Description of the task: Transcribe all of the records precisely as they are presented.

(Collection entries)
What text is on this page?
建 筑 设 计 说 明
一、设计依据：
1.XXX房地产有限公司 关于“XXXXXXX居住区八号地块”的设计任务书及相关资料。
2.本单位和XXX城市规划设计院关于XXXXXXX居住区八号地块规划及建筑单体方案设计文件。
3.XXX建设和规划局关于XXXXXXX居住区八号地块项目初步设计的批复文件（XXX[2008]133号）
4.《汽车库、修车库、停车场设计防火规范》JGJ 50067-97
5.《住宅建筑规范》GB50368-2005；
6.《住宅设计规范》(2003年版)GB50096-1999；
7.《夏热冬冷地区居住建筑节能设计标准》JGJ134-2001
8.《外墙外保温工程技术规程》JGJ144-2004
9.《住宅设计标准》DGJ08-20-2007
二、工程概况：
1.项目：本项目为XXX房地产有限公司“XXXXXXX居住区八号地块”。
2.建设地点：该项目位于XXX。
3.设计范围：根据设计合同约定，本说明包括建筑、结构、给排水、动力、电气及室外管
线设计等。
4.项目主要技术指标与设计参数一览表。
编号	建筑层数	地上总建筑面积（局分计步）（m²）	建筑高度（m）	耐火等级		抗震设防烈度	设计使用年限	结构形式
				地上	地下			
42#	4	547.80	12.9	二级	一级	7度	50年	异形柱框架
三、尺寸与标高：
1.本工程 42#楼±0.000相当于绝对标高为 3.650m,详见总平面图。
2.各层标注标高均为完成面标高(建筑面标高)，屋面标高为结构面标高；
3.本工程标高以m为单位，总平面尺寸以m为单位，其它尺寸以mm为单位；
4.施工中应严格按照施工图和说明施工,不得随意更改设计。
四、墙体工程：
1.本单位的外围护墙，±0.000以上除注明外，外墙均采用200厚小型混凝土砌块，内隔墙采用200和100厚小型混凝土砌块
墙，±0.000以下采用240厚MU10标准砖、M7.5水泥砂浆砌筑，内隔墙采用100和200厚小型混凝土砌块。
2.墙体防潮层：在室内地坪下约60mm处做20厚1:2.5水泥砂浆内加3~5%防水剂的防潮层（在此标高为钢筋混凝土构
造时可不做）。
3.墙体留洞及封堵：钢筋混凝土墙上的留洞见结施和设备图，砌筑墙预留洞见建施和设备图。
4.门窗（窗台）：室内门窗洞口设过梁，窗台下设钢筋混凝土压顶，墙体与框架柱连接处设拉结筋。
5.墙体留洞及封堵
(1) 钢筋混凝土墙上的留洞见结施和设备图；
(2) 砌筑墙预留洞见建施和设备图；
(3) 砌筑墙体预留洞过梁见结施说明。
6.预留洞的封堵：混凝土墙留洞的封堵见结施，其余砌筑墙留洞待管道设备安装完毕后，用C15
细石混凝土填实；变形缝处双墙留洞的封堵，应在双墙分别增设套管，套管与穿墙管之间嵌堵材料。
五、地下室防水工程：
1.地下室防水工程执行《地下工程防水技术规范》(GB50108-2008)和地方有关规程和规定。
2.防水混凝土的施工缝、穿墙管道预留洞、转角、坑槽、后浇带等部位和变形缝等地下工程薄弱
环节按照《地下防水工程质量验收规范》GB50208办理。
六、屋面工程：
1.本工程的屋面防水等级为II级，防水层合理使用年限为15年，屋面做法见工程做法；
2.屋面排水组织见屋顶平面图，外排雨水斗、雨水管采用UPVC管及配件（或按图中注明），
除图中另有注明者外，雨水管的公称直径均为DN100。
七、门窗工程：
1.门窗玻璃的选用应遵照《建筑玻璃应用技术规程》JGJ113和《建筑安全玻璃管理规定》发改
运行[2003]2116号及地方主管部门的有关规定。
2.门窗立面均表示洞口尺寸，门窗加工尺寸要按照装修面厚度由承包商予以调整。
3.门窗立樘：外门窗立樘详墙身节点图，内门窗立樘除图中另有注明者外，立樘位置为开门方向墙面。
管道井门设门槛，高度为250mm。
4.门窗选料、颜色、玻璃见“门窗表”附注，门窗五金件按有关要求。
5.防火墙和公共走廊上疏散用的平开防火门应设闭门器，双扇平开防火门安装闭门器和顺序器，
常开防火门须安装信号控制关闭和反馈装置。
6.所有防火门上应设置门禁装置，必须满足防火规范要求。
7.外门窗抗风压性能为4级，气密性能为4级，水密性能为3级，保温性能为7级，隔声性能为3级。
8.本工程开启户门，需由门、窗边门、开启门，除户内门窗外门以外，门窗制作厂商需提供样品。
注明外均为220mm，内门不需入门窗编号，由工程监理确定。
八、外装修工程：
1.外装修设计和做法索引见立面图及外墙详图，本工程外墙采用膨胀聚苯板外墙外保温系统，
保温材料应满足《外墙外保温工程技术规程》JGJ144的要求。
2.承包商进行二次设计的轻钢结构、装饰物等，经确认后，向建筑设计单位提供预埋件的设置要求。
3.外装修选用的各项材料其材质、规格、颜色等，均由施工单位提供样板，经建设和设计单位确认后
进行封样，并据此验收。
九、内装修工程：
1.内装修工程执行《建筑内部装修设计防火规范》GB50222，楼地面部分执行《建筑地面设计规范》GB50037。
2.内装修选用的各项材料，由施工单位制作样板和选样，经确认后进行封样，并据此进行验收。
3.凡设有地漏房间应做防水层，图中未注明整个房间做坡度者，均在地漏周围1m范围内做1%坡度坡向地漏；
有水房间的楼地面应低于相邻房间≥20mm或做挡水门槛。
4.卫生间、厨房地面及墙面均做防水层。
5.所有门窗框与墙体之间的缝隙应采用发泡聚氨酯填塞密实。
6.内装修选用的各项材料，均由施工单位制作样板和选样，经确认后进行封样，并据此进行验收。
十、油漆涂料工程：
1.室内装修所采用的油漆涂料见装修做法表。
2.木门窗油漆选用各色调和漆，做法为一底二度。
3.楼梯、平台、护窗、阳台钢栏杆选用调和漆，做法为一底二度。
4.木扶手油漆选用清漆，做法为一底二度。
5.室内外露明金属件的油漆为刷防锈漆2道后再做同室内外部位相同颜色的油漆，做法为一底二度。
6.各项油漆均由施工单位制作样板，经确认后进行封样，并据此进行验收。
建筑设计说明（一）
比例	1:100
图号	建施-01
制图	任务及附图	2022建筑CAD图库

Solution for this task:
What text is on this page?
建 筑 设 计 说 明
一、设计依据：
1.XXX房地产有限公司 关于“XXXXXXX居住区八号地块”的设计任务书及相关资料。
2.本单位和XXX城市规划设计院关于XXXXXXX居住区八号地块规划及建筑单体方案设计文件。
3.XXX建设和规划局关于XXXXXXX居住区八号地块项目初步设计的批复文件（XXX[2008]133号）
4.《汽车库、修车库、停车场设计防火规范》JGJ 50067-97
5.《住宅建筑规范》GB50368-2005；
6.《住宅设计规范》(2003年版)GB50096-1999；
7.《夏热冬冷地区居住建筑节能设计标准》JGJ134-2001
8.《外墙外保温工程技术规程》JGJ144-2004
9.《住宅设计标准》DGJ08-20-2007
二、工程概况：
1.项目：本项目为XXX房地产有限公司“XXXXXXX居住区八号地块”。
2.建设地点：该项目位于XXX。
3.设计范围：根据设计合同约定，本说明包括建筑、结构、给排水、动力、电气及室外管
线设计等。
4.项目主要技术指标与设计参数一览表。
编号	建筑层数	地上总建筑面积（局分计步）（m²）	建筑高度（m）	耐火等级		抗震设防烈度	设计使用年限	结构形式
				地上	地下			
42#	4	547.80	12.9	二级	一级	7度	50年	异形柱框架
三、尺寸与标高：
1.本工程 42#楼±0.000相当于绝对标高为 3.650m,详见总平面图。
2.各层标注标高均为完成面标高(建筑面标高)，屋面标高为结构面标高；
3.本工程标高以m为单位，总平面尺寸以m为单位，其它尺寸以mm为单位；
4.施工中应严格按照施工图和说明施工,不得随意更改设计。
四、墙体工程：
1.本单位的外围护墙，±0.000以上除注明外，外墙均采用200厚小型混凝土砌块，内隔墙采用200和100厚小型混凝土砌块
墙，±0.000以下采用240厚MU10标准砖、M7.5水泥砂浆砌筑，内隔墙采用100和200厚小型混凝土砌块。
2.墙体防潮层：在室内地坪下约60mm处做20厚1:2.5水泥砂浆内加3~5%防水剂的防潮层（在此标高为钢筋混凝土构
造时可不做）。
3.墙体留洞及封堵：钢筋混凝土墙上的留洞见结施和设备图，砌筑墙预留洞见建施和设备图。
4.门窗（窗台）：室内门窗洞口设过梁，窗台下设钢筋混凝土压顶，墙体与框架柱连接处设拉结筋。
5.墙体留洞及封堵
(1) 钢筋混凝土墙上的留洞见结施和设备图；
(2) 砌筑墙预留洞见建施和设备图；
(3) 砌筑墙体预留洞过梁见结施说明。
6.预留洞的封堵：混凝土墙留洞的封堵见结施，其余砌筑墙留洞待管道设备安装完毕后，用C15
细石混凝土填实；变形缝处双墙留洞的封堵，应在双墙分别增设套管，套管与穿墙管之间嵌堵材料。
五、地下室防水工程：
1.地下室防水工程执行《地下工程防水技术规范》(GB50108-2008)和地方有关规程和规定。
2.防水混凝土的施工缝、穿墙管道预留洞、转角、坑槽、后浇带等部位和变形缝等地下工程薄弱
环节按照《地下防水工程质量验收规范》GB50208办理。
六、屋面工程：
1.本工程的屋面防水等级为II级，防水层合理使用年限为15年，屋面做法见工程做法；
2.屋面排水组织见屋顶平面图，外排雨水斗、雨水管采用UPVC管及配件（或按图中注明），
除图中另有注明者外，雨水管的公称直径均为DN100。
七、门窗工程：
1.门窗玻璃的选用应遵照《建筑玻璃应用技术规程》JGJ113和《建筑安全玻璃管理规定》发改
运行[2003]2116号及地方主管部门的有关规定。
2.门窗立面均表示洞口尺寸，门窗加工尺寸要按照装修面厚度由承包商予以调整。
3.门窗立樘：外门窗立樘详墙身节点图，内门窗立樘除图中另有注明者外，立樘位置为开门方向墙面。
管道井门设门槛，高度为250mm。
4.门窗选料、颜色、玻璃见“门窗表”附注，门窗五金件按有关要求。
5.防火墙和公共走廊上疏散用的平开防火门应设闭门器，双扇平开防火门安装闭门器和顺序器，
常开防火门须安装信号控制关闭和反馈装置。
6.所有防火门上应设置门禁装置，必须满足防火规范要求。
7.外门窗抗风压性能为4级，气密性能为4级，水密性能为3级，保温性能为7级，隔声性能为3级。
8.本工程开启户门，需由门、窗边门、开启门，除户内门窗外门以外，门窗制作厂商需提供样品。
注明外均为220mm，内门不需入门窗编号，由工程监理确定。
八、外装修工程：
1.外装修设计和做法索引见立面图及外墙详图，本工程外墙采用膨胀聚苯板外墙外保温系统，
保温材料应满足《外墙外保温工程技术规程》JGJ144的要求。
2.承包商进行二次设计的轻钢结构、装饰物等，经确认后，向建筑设计单位提供预埋件的设置要求。
3.外装修选用的各项材料其材质、规格、颜色等，均由施工单位提供样板，经建设和设计单位确认后
进行封样，并据此验收。
九、内装修工程：
1.内装修工程执行《建筑内部装修设计防火规范》GB50222，楼地面部分执行《建筑地面设计规范》GB50037。
2.内装修选用的各项材料，由施工单位制作样板和选样，经确认后进行封样，并据此进行验收。
3.凡设有地漏房间应做防水层，图中未注明整个房间做坡度者，均在地漏周围1m范围内做1%坡度坡向地漏；
有水房间的楼地面应低于相邻房间≥20mm或做挡水门槛。
4.卫生间、厨房地面及墙面均做防水层。
5.所有门窗框与墙体之间的缝隙应采用发泡聚氨酯填塞密实。
6.内装修选用的各项材料，均由施工单位制作样板和选样，经确认后进行封样，并据此进行验收。
十、油漆涂料工程：
1.室内装修所采用的油漆涂料见装修做法表。
2.木门窗油漆选用各色调和漆，做法为一底二度。
3.楼梯、平台、护窗、阳台钢栏杆选用调和漆，做法为一底二度。
4.木扶手油漆选用清漆，做法为一底二度。
5.室内外露明金属件的油漆为刷防锈漆2道后再做同室内外部位相同颜色的油漆，做法为一底二度。
6.各项油漆均由施工单位制作样板，经确认后进行封样，并据此进行验收。
建筑设计说明（一）
比例	1:100
图号	建施-01
制图	任务及附图	2022建筑CAD图库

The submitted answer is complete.